* **Short task**
Without the pictures, set down every line of the data exactly.

* **Dataset entries on figures**
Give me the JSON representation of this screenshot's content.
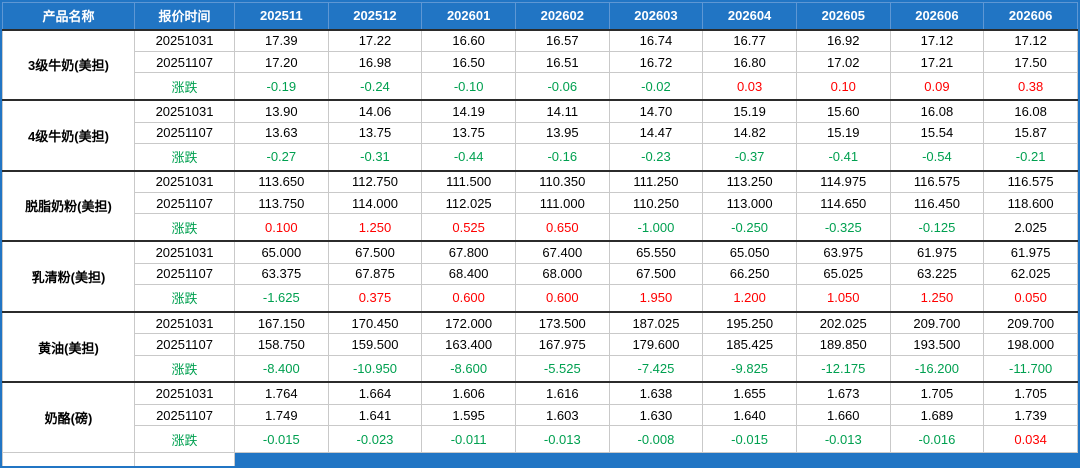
{
  "colors": {
    "header_bg": "#2175C4",
    "header_text": "#FFFFFF",
    "up": "#FF0000",
    "down": "#00A050",
    "neutral": "#000000",
    "grid": "#C9C9C9",
    "divider": "#2B2B2B"
  },
  "chart_data": {
    "type": "table",
    "columns": [
      "产品名称",
      "报价时间",
      "202511",
      "202512",
      "202601",
      "202602",
      "202603",
      "202604",
      "202605",
      "202606",
      "202606"
    ],
    "groups": [
      {
        "product": "3级牛奶(美担)",
        "rows": [
          {
            "label": "20251031",
            "kind": "price",
            "values": [
              "17.39",
              "17.22",
              "16.60",
              "16.57",
              "16.74",
              "16.77",
              "16.92",
              "17.12",
              "17.12"
            ]
          },
          {
            "label": "20251107",
            "kind": "price",
            "values": [
              "17.20",
              "16.98",
              "16.50",
              "16.51",
              "16.72",
              "16.80",
              "17.02",
              "17.21",
              "17.50"
            ]
          },
          {
            "label": "涨跌",
            "kind": "change",
            "values": [
              "-0.19",
              "-0.24",
              "-0.10",
              "-0.06",
              "-0.02",
              "0.03",
              "0.10",
              "0.09",
              "0.38"
            ],
            "color_overrides": {}
          }
        ]
      },
      {
        "product": "4级牛奶(美担)",
        "rows": [
          {
            "label": "20251031",
            "kind": "price",
            "values": [
              "13.90",
              "14.06",
              "14.19",
              "14.11",
              "14.70",
              "15.19",
              "15.60",
              "16.08",
              "16.08"
            ]
          },
          {
            "label": "20251107",
            "kind": "price",
            "values": [
              "13.63",
              "13.75",
              "13.75",
              "13.95",
              "14.47",
              "14.82",
              "15.19",
              "15.54",
              "15.87"
            ]
          },
          {
            "label": "涨跌",
            "kind": "change",
            "values": [
              "-0.27",
              "-0.31",
              "-0.44",
              "-0.16",
              "-0.23",
              "-0.37",
              "-0.41",
              "-0.54",
              "-0.21"
            ],
            "color_overrides": {}
          }
        ]
      },
      {
        "product": "脱脂奶粉(美担)",
        "rows": [
          {
            "label": "20251031",
            "kind": "price",
            "values": [
              "113.650",
              "112.750",
              "111.500",
              "110.350",
              "111.250",
              "113.250",
              "114.975",
              "116.575",
              "116.575"
            ]
          },
          {
            "label": "20251107",
            "kind": "price",
            "values": [
              "113.750",
              "114.000",
              "112.025",
              "111.000",
              "110.250",
              "113.000",
              "114.650",
              "116.450",
              "118.600"
            ]
          },
          {
            "label": "涨跌",
            "kind": "change",
            "values": [
              "0.100",
              "1.250",
              "0.525",
              "0.650",
              "-1.000",
              "-0.250",
              "-0.325",
              "-0.125",
              "2.025"
            ],
            "color_overrides": {
              "8": "neutral"
            }
          }
        ]
      },
      {
        "product": "乳清粉(美担)",
        "rows": [
          {
            "label": "20251031",
            "kind": "price",
            "values": [
              "65.000",
              "67.500",
              "67.800",
              "67.400",
              "65.550",
              "65.050",
              "63.975",
              "61.975",
              "61.975"
            ]
          },
          {
            "label": "20251107",
            "kind": "price",
            "values": [
              "63.375",
              "67.875",
              "68.400",
              "68.000",
              "67.500",
              "66.250",
              "65.025",
              "63.225",
              "62.025"
            ]
          },
          {
            "label": "涨跌",
            "kind": "change",
            "values": [
              "-1.625",
              "0.375",
              "0.600",
              "0.600",
              "1.950",
              "1.200",
              "1.050",
              "1.250",
              "0.050"
            ],
            "color_overrides": {}
          }
        ]
      },
      {
        "product": "黄油(美担)",
        "rows": [
          {
            "label": "20251031",
            "kind": "price",
            "values": [
              "167.150",
              "170.450",
              "172.000",
              "173.500",
              "187.025",
              "195.250",
              "202.025",
              "209.700",
              "209.700"
            ]
          },
          {
            "label": "20251107",
            "kind": "price",
            "values": [
              "158.750",
              "159.500",
              "163.400",
              "167.975",
              "179.600",
              "185.425",
              "189.850",
              "193.500",
              "198.000"
            ]
          },
          {
            "label": "涨跌",
            "kind": "change",
            "values": [
              "-8.400",
              "-10.950",
              "-8.600",
              "-5.525",
              "-7.425",
              "-9.825",
              "-12.175",
              "-16.200",
              "-11.700"
            ],
            "color_overrides": {}
          }
        ]
      },
      {
        "product": "奶酪(磅)",
        "rows": [
          {
            "label": "20251031",
            "kind": "price",
            "values": [
              "1.764",
              "1.664",
              "1.606",
              "1.616",
              "1.638",
              "1.655",
              "1.673",
              "1.705",
              "1.705"
            ]
          },
          {
            "label": "20251107",
            "kind": "price",
            "values": [
              "1.749",
              "1.641",
              "1.595",
              "1.603",
              "1.630",
              "1.640",
              "1.660",
              "1.689",
              "1.739"
            ]
          },
          {
            "label": "涨跌",
            "kind": "change",
            "values": [
              "-0.015",
              "-0.023",
              "-0.011",
              "-0.013",
              "-0.008",
              "-0.015",
              "-0.013",
              "-0.016",
              "0.034"
            ],
            "color_overrides": {}
          }
        ]
      }
    ]
  }
}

* **Task solution**
Give me the JSON representation of this screenshot's content.
{
  "colors": {
    "header_bg": "#2175C4",
    "header_text": "#FFFFFF",
    "up": "#FF0000",
    "down": "#00A050",
    "neutral": "#000000",
    "grid": "#C9C9C9",
    "divider": "#2B2B2B"
  },
  "chart_data": {
    "type": "table",
    "columns": [
      "产品名称",
      "报价时间",
      "202511",
      "202512",
      "202601",
      "202602",
      "202603",
      "202604",
      "202605",
      "202606",
      "202606"
    ],
    "groups": [
      {
        "product": "3级牛奶(美担)",
        "rows": [
          {
            "label": "20251031",
            "kind": "price",
            "values": [
              "17.39",
              "17.22",
              "16.60",
              "16.57",
              "16.74",
              "16.77",
              "16.92",
              "17.12",
              "17.12"
            ]
          },
          {
            "label": "20251107",
            "kind": "price",
            "values": [
              "17.20",
              "16.98",
              "16.50",
              "16.51",
              "16.72",
              "16.80",
              "17.02",
              "17.21",
              "17.50"
            ]
          },
          {
            "label": "涨跌",
            "kind": "change",
            "values": [
              "-0.19",
              "-0.24",
              "-0.10",
              "-0.06",
              "-0.02",
              "0.03",
              "0.10",
              "0.09",
              "0.38"
            ],
            "color_overrides": {}
          }
        ]
      },
      {
        "product": "4级牛奶(美担)",
        "rows": [
          {
            "label": "20251031",
            "kind": "price",
            "values": [
              "13.90",
              "14.06",
              "14.19",
              "14.11",
              "14.70",
              "15.19",
              "15.60",
              "16.08",
              "16.08"
            ]
          },
          {
            "label": "20251107",
            "kind": "price",
            "values": [
              "13.63",
              "13.75",
              "13.75",
              "13.95",
              "14.47",
              "14.82",
              "15.19",
              "15.54",
              "15.87"
            ]
          },
          {
            "label": "涨跌",
            "kind": "change",
            "values": [
              "-0.27",
              "-0.31",
              "-0.44",
              "-0.16",
              "-0.23",
              "-0.37",
              "-0.41",
              "-0.54",
              "-0.21"
            ],
            "color_overrides": {}
          }
        ]
      },
      {
        "product": "脱脂奶粉(美担)",
        "rows": [
          {
            "label": "20251031",
            "kind": "price",
            "values": [
              "113.650",
              "112.750",
              "111.500",
              "110.350",
              "111.250",
              "113.250",
              "114.975",
              "116.575",
              "116.575"
            ]
          },
          {
            "label": "20251107",
            "kind": "price",
            "values": [
              "113.750",
              "114.000",
              "112.025",
              "111.000",
              "110.250",
              "113.000",
              "114.650",
              "116.450",
              "118.600"
            ]
          },
          {
            "label": "涨跌",
            "kind": "change",
            "values": [
              "0.100",
              "1.250",
              "0.525",
              "0.650",
              "-1.000",
              "-0.250",
              "-0.325",
              "-0.125",
              "2.025"
            ],
            "color_overrides": {
              "8": "neutral"
            }
          }
        ]
      },
      {
        "product": "乳清粉(美担)",
        "rows": [
          {
            "label": "20251031",
            "kind": "price",
            "values": [
              "65.000",
              "67.500",
              "67.800",
              "67.400",
              "65.550",
              "65.050",
              "63.975",
              "61.975",
              "61.975"
            ]
          },
          {
            "label": "20251107",
            "kind": "price",
            "values": [
              "63.375",
              "67.875",
              "68.400",
              "68.000",
              "67.500",
              "66.250",
              "65.025",
              "63.225",
              "62.025"
            ]
          },
          {
            "label": "涨跌",
            "kind": "change",
            "values": [
              "-1.625",
              "0.375",
              "0.600",
              "0.600",
              "1.950",
              "1.200",
              "1.050",
              "1.250",
              "0.050"
            ],
            "color_overrides": {}
          }
        ]
      },
      {
        "product": "黄油(美担)",
        "rows": [
          {
            "label": "20251031",
            "kind": "price",
            "values": [
              "167.150",
              "170.450",
              "172.000",
              "173.500",
              "187.025",
              "195.250",
              "202.025",
              "209.700",
              "209.700"
            ]
          },
          {
            "label": "20251107",
            "kind": "price",
            "values": [
              "158.750",
              "159.500",
              "163.400",
              "167.975",
              "179.600",
              "185.425",
              "189.850",
              "193.500",
              "198.000"
            ]
          },
          {
            "label": "涨跌",
            "kind": "change",
            "values": [
              "-8.400",
              "-10.950",
              "-8.600",
              "-5.525",
              "-7.425",
              "-9.825",
              "-12.175",
              "-16.200",
              "-11.700"
            ],
            "color_overrides": {}
          }
        ]
      },
      {
        "product": "奶酪(磅)",
        "rows": [
          {
            "label": "20251031",
            "kind": "price",
            "values": [
              "1.764",
              "1.664",
              "1.606",
              "1.616",
              "1.638",
              "1.655",
              "1.673",
              "1.705",
              "1.705"
            ]
          },
          {
            "label": "20251107",
            "kind": "price",
            "values": [
              "1.749",
              "1.641",
              "1.595",
              "1.603",
              "1.630",
              "1.640",
              "1.660",
              "1.689",
              "1.739"
            ]
          },
          {
            "label": "涨跌",
            "kind": "change",
            "values": [
              "-0.015",
              "-0.023",
              "-0.011",
              "-0.013",
              "-0.008",
              "-0.015",
              "-0.013",
              "-0.016",
              "0.034"
            ],
            "color_overrides": {}
          }
        ]
      }
    ]
  }
}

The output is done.